━━ INPUT MATERIAL ━━
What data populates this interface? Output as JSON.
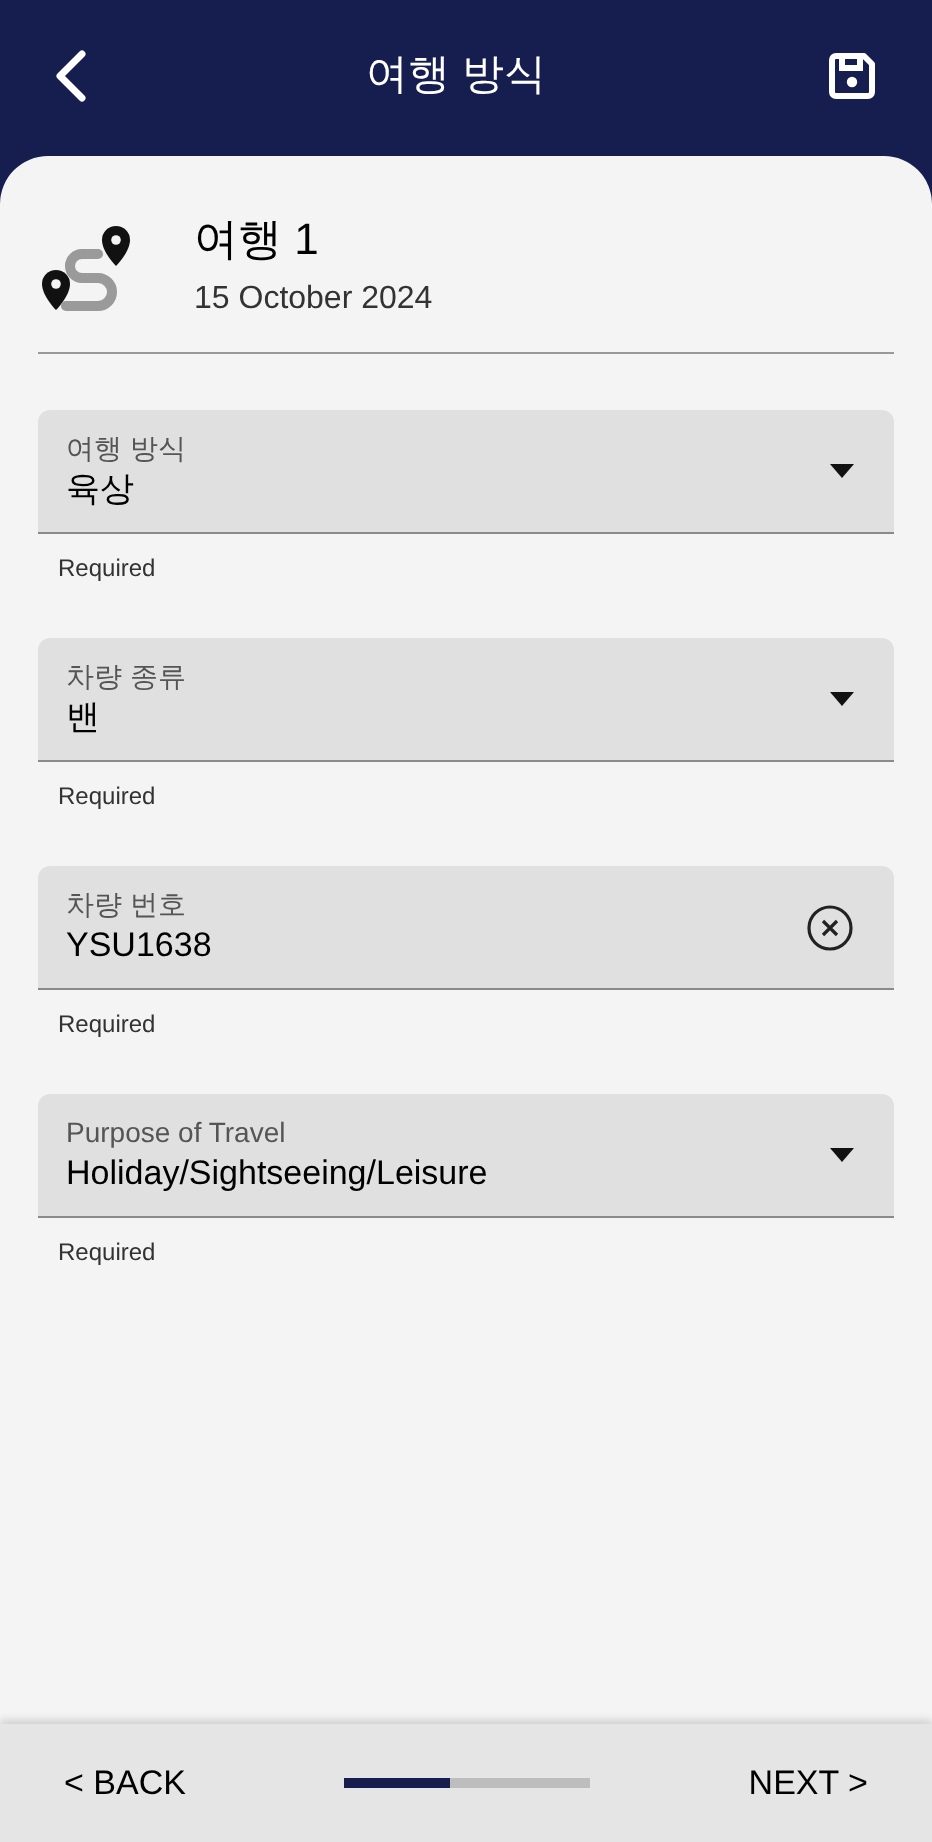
{
  "header": {
    "title": "여행 방식"
  },
  "trip": {
    "name": "여행 1",
    "date": "15 October 2024"
  },
  "fields": [
    {
      "kind": "dropdown",
      "label": "여행 방식",
      "value": "육상",
      "helper": "Required"
    },
    {
      "kind": "dropdown",
      "label": "차량 종류",
      "value": "밴",
      "helper": "Required"
    },
    {
      "kind": "text",
      "label": "차량 번호",
      "value": "YSU1638",
      "helper": "Required"
    },
    {
      "kind": "dropdown",
      "label": "Purpose of Travel",
      "value": "Holiday/Sightseeing/Leisure",
      "helper": "Required"
    }
  ],
  "footer": {
    "back": "< BACK",
    "next": "NEXT >",
    "progress": {
      "level": 0.43
    }
  }
}
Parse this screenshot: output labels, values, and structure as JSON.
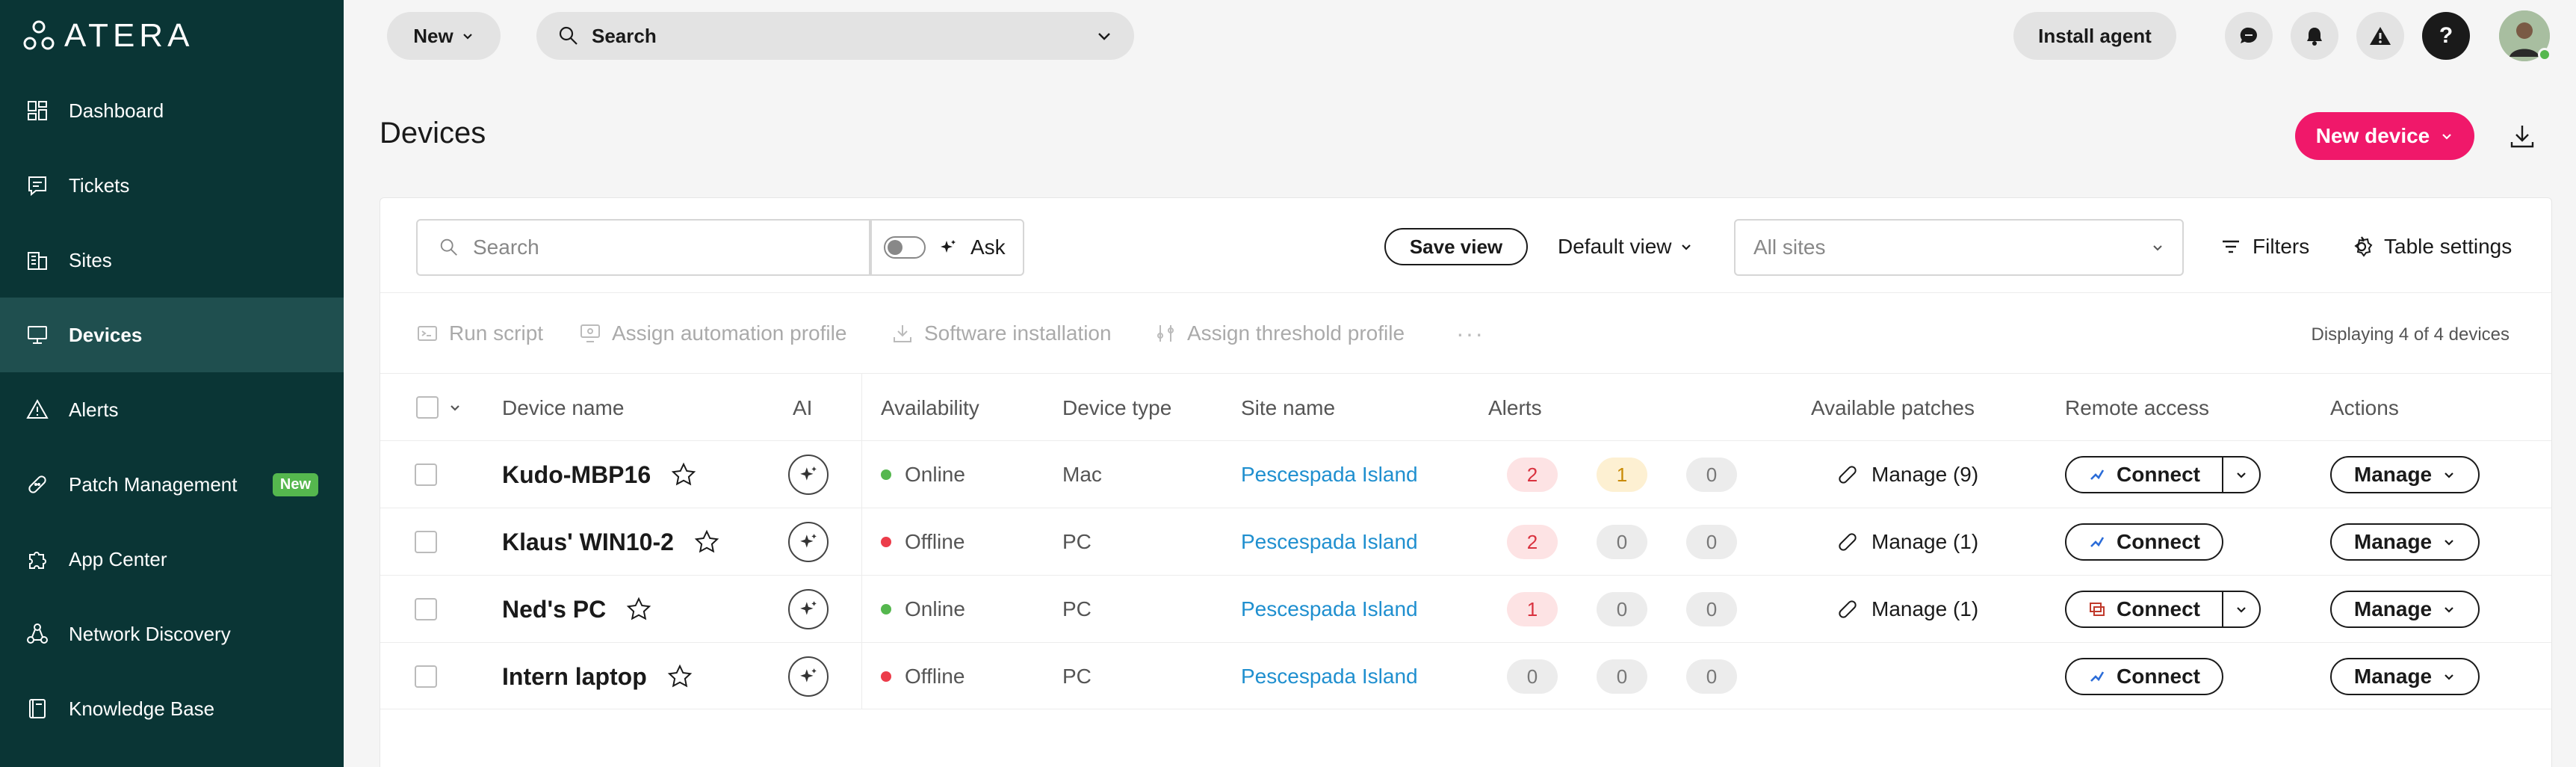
{
  "app": {
    "logo_text": "ATERA"
  },
  "sidebar": {
    "items": [
      {
        "label": "Dashboard",
        "icon": "dashboard-icon"
      },
      {
        "label": "Tickets",
        "icon": "ticket-icon"
      },
      {
        "label": "Sites",
        "icon": "building-icon"
      },
      {
        "label": "Devices",
        "icon": "monitor-icon",
        "active": true
      },
      {
        "label": "Alerts",
        "icon": "warning-icon"
      },
      {
        "label": "Patch Management",
        "icon": "bandage-icon",
        "badge": "New"
      },
      {
        "label": "App Center",
        "icon": "puzzle-icon"
      },
      {
        "label": "Network Discovery",
        "icon": "network-icon"
      },
      {
        "label": "Knowledge Base",
        "icon": "book-icon"
      }
    ]
  },
  "topbar": {
    "new_label": "New",
    "search_label": "Search",
    "install_agent_label": "Install agent",
    "help_label": "?"
  },
  "page": {
    "title": "Devices",
    "new_device_label": "New device"
  },
  "filters": {
    "search_placeholder": "Search",
    "ask_label": "Ask",
    "save_view_label": "Save view",
    "default_view_label": "Default view",
    "sites_placeholder": "All sites",
    "filters_label": "Filters",
    "table_settings_label": "Table settings"
  },
  "actions": {
    "run_script": "Run script",
    "assign_automation": "Assign automation profile",
    "software_installation": "Software installation",
    "assign_threshold": "Assign threshold profile",
    "more": "···",
    "display_count": "Displaying 4 of 4 devices"
  },
  "table": {
    "headers": {
      "device_name": "Device name",
      "ai": "AI",
      "availability": "Availability",
      "device_type": "Device type",
      "site_name": "Site name",
      "alerts": "Alerts",
      "patches": "Available patches",
      "remote": "Remote access",
      "actions": "Actions"
    },
    "rows": [
      {
        "name": "Kudo-MBP16",
        "availability": "Online",
        "type": "Mac",
        "site": "Pescespada Island",
        "alerts": [
          "2",
          "1",
          "0"
        ],
        "patches": "Manage (9)",
        "connect": "Connect",
        "manage": "Manage"
      },
      {
        "name": "Klaus' WIN10-2",
        "availability": "Offline",
        "type": "PC",
        "site": "Pescespada Island",
        "alerts": [
          "2",
          "0",
          "0"
        ],
        "patches": "Manage (1)",
        "connect": "Connect",
        "manage": "Manage"
      },
      {
        "name": "Ned's PC",
        "availability": "Online",
        "type": "PC",
        "site": "Pescespada Island",
        "alerts": [
          "1",
          "0",
          "0"
        ],
        "patches": "Manage (1)",
        "connect": "Connect",
        "manage": "Manage"
      },
      {
        "name": "Intern laptop",
        "availability": "Offline",
        "type": "PC",
        "site": "Pescespada Island",
        "alerts": [
          "0",
          "0",
          "0"
        ],
        "patches": "",
        "connect": "Connect",
        "manage": "Manage"
      }
    ]
  },
  "colors": {
    "sidebar": "#0a3535",
    "accent": "#f0186a",
    "link": "#1f8fcf",
    "online": "#55b74e",
    "offline": "#ec3c4a"
  }
}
━━━
◆ SHORT TASK
All of the data above should be transcribed verbatim, with pictures omitted.

◆ PROBLEM SOLUTION
What data populates this interface? Output as JSON.
{
  "header": {
    "title": "여행 방식"
  },
  "trip": {
    "name": "여행 1",
    "date": "15 October 2024"
  },
  "fields": [
    {
      "kind": "dropdown",
      "label": "여행 방식",
      "value": "육상",
      "helper": "Required"
    },
    {
      "kind": "dropdown",
      "label": "차량 종류",
      "value": "밴",
      "helper": "Required"
    },
    {
      "kind": "text",
      "label": "차량 번호",
      "value": "YSU1638",
      "helper": "Required"
    },
    {
      "kind": "dropdown",
      "label": "Purpose of Travel",
      "value": "Holiday/Sightseeing/Leisure",
      "helper": "Required"
    }
  ],
  "footer": {
    "back": "< BACK",
    "next": "NEXT >",
    "progress": {
      "level": 0.43
    }
  }
}
Parse this screenshot: output labels, values, and structure as JSON.
{
  "app": {
    "logo_text": "ATERA"
  },
  "sidebar": {
    "items": [
      {
        "label": "Dashboard",
        "icon": "dashboard-icon"
      },
      {
        "label": "Tickets",
        "icon": "ticket-icon"
      },
      {
        "label": "Sites",
        "icon": "building-icon"
      },
      {
        "label": "Devices",
        "icon": "monitor-icon",
        "active": true
      },
      {
        "label": "Alerts",
        "icon": "warning-icon"
      },
      {
        "label": "Patch Management",
        "icon": "bandage-icon",
        "badge": "New"
      },
      {
        "label": "App Center",
        "icon": "puzzle-icon"
      },
      {
        "label": "Network Discovery",
        "icon": "network-icon"
      },
      {
        "label": "Knowledge Base",
        "icon": "book-icon"
      }
    ]
  },
  "topbar": {
    "new_label": "New",
    "search_label": "Search",
    "install_agent_label": "Install agent",
    "help_label": "?"
  },
  "page": {
    "title": "Devices",
    "new_device_label": "New device"
  },
  "filters": {
    "search_placeholder": "Search",
    "ask_label": "Ask",
    "save_view_label": "Save view",
    "default_view_label": "Default view",
    "sites_placeholder": "All sites",
    "filters_label": "Filters",
    "table_settings_label": "Table settings"
  },
  "actions": {
    "run_script": "Run script",
    "assign_automation": "Assign automation profile",
    "software_installation": "Software installation",
    "assign_threshold": "Assign threshold profile",
    "more": "···",
    "display_count": "Displaying 4 of 4 devices"
  },
  "table": {
    "headers": {
      "device_name": "Device name",
      "ai": "AI",
      "availability": "Availability",
      "device_type": "Device type",
      "site_name": "Site name",
      "alerts": "Alerts",
      "patches": "Available patches",
      "remote": "Remote access",
      "actions": "Actions"
    },
    "rows": [
      {
        "name": "Kudo-MBP16",
        "availability": "Online",
        "type": "Mac",
        "site": "Pescespada Island",
        "alerts": [
          "2",
          "1",
          "0"
        ],
        "patches": "Manage (9)",
        "connect": "Connect",
        "manage": "Manage"
      },
      {
        "name": "Klaus' WIN10-2",
        "availability": "Offline",
        "type": "PC",
        "site": "Pescespada Island",
        "alerts": [
          "2",
          "0",
          "0"
        ],
        "patches": "Manage (1)",
        "connect": "Connect",
        "manage": "Manage"
      },
      {
        "name": "Ned's PC",
        "availability": "Online",
        "type": "PC",
        "site": "Pescespada Island",
        "alerts": [
          "1",
          "0",
          "0"
        ],
        "patches": "Manage (1)",
        "connect": "Connect",
        "manage": "Manage"
      },
      {
        "name": "Intern laptop",
        "availability": "Offline",
        "type": "PC",
        "site": "Pescespada Island",
        "alerts": [
          "0",
          "0",
          "0"
        ],
        "patches": "",
        "connect": "Connect",
        "manage": "Manage"
      }
    ]
  },
  "colors": {
    "sidebar": "#0a3535",
    "accent": "#f0186a",
    "link": "#1f8fcf",
    "online": "#55b74e",
    "offline": "#ec3c4a"
  }
}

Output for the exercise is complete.